## Work to do
Your task is to output the data exactly as it stands.

[Items listed in a dataset]
• • • •
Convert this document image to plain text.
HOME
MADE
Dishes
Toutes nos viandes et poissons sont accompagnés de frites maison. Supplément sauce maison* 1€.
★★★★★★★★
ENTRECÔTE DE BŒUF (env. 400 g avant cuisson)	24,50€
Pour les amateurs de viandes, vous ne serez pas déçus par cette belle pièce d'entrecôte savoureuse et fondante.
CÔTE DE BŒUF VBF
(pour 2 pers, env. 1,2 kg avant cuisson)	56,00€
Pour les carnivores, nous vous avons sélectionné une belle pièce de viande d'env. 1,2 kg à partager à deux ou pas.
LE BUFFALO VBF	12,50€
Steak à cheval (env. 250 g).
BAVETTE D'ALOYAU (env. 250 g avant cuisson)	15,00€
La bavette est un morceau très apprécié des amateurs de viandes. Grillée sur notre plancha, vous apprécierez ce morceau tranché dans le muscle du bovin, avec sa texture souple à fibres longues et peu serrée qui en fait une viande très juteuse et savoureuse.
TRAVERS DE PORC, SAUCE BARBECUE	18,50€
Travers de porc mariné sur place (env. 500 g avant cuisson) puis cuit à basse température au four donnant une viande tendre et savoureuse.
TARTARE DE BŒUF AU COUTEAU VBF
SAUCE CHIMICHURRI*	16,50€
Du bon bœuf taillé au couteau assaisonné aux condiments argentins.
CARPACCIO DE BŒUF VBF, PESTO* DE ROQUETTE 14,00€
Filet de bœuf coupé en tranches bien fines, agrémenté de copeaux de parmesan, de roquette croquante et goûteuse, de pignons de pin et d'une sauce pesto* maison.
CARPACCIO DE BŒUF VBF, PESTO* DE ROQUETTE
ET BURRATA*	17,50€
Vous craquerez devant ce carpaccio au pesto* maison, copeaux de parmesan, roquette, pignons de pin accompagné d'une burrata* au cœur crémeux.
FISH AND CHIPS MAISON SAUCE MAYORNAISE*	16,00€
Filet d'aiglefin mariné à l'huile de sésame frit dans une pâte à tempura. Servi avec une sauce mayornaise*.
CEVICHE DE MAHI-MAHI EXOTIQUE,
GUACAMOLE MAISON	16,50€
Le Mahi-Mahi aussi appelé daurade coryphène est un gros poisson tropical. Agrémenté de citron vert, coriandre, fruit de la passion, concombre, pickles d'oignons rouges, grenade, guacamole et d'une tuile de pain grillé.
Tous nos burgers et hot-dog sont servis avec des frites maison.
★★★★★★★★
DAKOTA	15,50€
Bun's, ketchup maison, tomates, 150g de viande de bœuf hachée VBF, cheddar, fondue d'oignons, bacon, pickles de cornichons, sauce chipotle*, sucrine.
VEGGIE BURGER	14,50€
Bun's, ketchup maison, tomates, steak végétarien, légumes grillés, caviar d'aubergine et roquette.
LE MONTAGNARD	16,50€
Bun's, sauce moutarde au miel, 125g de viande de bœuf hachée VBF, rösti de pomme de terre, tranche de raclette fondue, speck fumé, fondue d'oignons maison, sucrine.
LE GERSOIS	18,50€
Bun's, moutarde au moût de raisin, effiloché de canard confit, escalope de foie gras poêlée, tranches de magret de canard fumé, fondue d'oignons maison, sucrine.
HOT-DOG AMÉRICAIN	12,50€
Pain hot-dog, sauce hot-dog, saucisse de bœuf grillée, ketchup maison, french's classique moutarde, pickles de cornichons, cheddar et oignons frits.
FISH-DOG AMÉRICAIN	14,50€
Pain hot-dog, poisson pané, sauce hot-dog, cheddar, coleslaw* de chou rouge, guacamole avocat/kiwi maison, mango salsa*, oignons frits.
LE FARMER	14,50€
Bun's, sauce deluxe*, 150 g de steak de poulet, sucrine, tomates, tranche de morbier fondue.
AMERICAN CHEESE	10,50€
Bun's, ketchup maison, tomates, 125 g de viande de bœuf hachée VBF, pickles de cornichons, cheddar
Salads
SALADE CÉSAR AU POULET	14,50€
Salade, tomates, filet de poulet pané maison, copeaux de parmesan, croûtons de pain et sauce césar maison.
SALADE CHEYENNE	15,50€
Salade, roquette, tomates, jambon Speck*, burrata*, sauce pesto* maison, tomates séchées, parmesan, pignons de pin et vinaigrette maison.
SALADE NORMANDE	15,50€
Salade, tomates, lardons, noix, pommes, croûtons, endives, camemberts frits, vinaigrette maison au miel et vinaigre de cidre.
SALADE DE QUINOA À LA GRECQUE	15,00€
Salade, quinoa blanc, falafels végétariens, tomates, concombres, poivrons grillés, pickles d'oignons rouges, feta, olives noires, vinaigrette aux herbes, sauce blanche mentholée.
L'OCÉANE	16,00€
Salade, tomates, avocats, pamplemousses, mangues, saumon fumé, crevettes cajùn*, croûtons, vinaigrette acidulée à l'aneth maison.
• • • •
## Finished exercise
Convert this document image to plain text.
HOME
MADE
Dishes
Toutes nos viandes et poissons sont accompagnés de frites maison. Supplément sauce maison* 1€.
★★★★★★★★
ENTRECÔTE DE BŒUF (env. 400 g avant cuisson)	24,50€
Pour les amateurs de viandes, vous ne serez pas déçus par cette belle pièce d'entrecôte savoureuse et fondante.
CÔTE DE BŒUF VBF
(pour 2 pers, env. 1,2 kg avant cuisson)	56,00€
Pour les carnivores, nous vous avons sélectionné une belle pièce de viande d'env. 1,2 kg à partager à deux ou pas.
LE BUFFALO VBF	12,50€
Steak à cheval (env. 250 g).
BAVETTE D'ALOYAU (env. 250 g avant cuisson)	15,00€
La bavette est un morceau très apprécié des amateurs de viandes. Grillée sur notre plancha, vous apprécierez ce morceau tranché dans le muscle du bovin, avec sa texture souple à fibres longues et peu serrée qui en fait une viande très juteuse et savoureuse.
TRAVERS DE PORC, SAUCE BARBECUE	18,50€
Travers de porc mariné sur place (env. 500 g avant cuisson) puis cuit à basse température au four donnant une viande tendre et savoureuse.
TARTARE DE BŒUF AU COUTEAU VBF
SAUCE CHIMICHURRI*	16,50€
Du bon bœuf taillé au couteau assaisonné aux condiments argentins.
CARPACCIO DE BŒUF VBF, PESTO* DE ROQUETTE 14,00€
Filet de bœuf coupé en tranches bien fines, agrémenté de copeaux de parmesan, de roquette croquante et goûteuse, de pignons de pin et d'une sauce pesto* maison.
CARPACCIO DE BŒUF VBF, PESTO* DE ROQUETTE
ET BURRATA*	17,50€
Vous craquerez devant ce carpaccio au pesto* maison, copeaux de parmesan, roquette, pignons de pin accompagné d'une burrata* au cœur crémeux.
FISH AND CHIPS MAISON SAUCE MAYORNAISE*	16,00€
Filet d'aiglefin mariné à l'huile de sésame frit dans une pâte à tempura. Servi avec une sauce mayornaise*.
CEVICHE DE MAHI-MAHI EXOTIQUE,
GUACAMOLE MAISON	16,50€
Le Mahi-Mahi aussi appelé daurade coryphène est un gros poisson tropical. Agrémenté de citron vert, coriandre, fruit de la passion, concombre, pickles d'oignons rouges, grenade, guacamole et d'une tuile de pain grillé.
Tous nos burgers et hot-dog sont servis avec des frites maison.
★★★★★★★★
DAKOTA	15,50€
Bun's, ketchup maison, tomates, 150g de viande de bœuf hachée VBF, cheddar, fondue d'oignons, bacon, pickles de cornichons, sauce chipotle*, sucrine.
VEGGIE BURGER	14,50€
Bun's, ketchup maison, tomates, steak végétarien, légumes grillés, caviar d'aubergine et roquette.
LE MONTAGNARD	16,50€
Bun's, sauce moutarde au miel, 125g de viande de bœuf hachée VBF, rösti de pomme de terre, tranche de raclette fondue, speck fumé, fondue d'oignons maison, sucrine.
LE GERSOIS	18,50€
Bun's, moutarde au moût de raisin, effiloché de canard confit, escalope de foie gras poêlée, tranches de magret de canard fumé, fondue d'oignons maison, sucrine.
HOT-DOG AMÉRICAIN	12,50€
Pain hot-dog, sauce hot-dog, saucisse de bœuf grillée, ketchup maison, french's classique moutarde, pickles de cornichons, cheddar et oignons frits.
FISH-DOG AMÉRICAIN	14,50€
Pain hot-dog, poisson pané, sauce hot-dog, cheddar, coleslaw* de chou rouge, guacamole avocat/kiwi maison, mango salsa*, oignons frits.
LE FARMER	14,50€
Bun's, sauce deluxe*, 150 g de steak de poulet, sucrine, tomates, tranche de morbier fondue.
AMERICAN CHEESE	10,50€
Bun's, ketchup maison, tomates, 125 g de viande de bœuf hachée VBF, pickles de cornichons, cheddar
Salads
SALADE CÉSAR AU POULET	14,50€
Salade, tomates, filet de poulet pané maison, copeaux de parmesan, croûtons de pain et sauce césar maison.
SALADE CHEYENNE	15,50€
Salade, roquette, tomates, jambon Speck*, burrata*, sauce pesto* maison, tomates séchées, parmesan, pignons de pin et vinaigrette maison.
SALADE NORMANDE	15,50€
Salade, tomates, lardons, noix, pommes, croûtons, endives, camemberts frits, vinaigrette maison au miel et vinaigre de cidre.
SALADE DE QUINOA À LA GRECQUE	15,00€
Salade, quinoa blanc, falafels végétariens, tomates, concombres, poivrons grillés, pickles d'oignons rouges, feta, olives noires, vinaigrette aux herbes, sauce blanche mentholée.
L'OCÉANE	16,00€
Salade, tomates, avocats, pamplemousses, mangues, saumon fumé, crevettes cajùn*, croûtons, vinaigrette acidulée à l'aneth maison.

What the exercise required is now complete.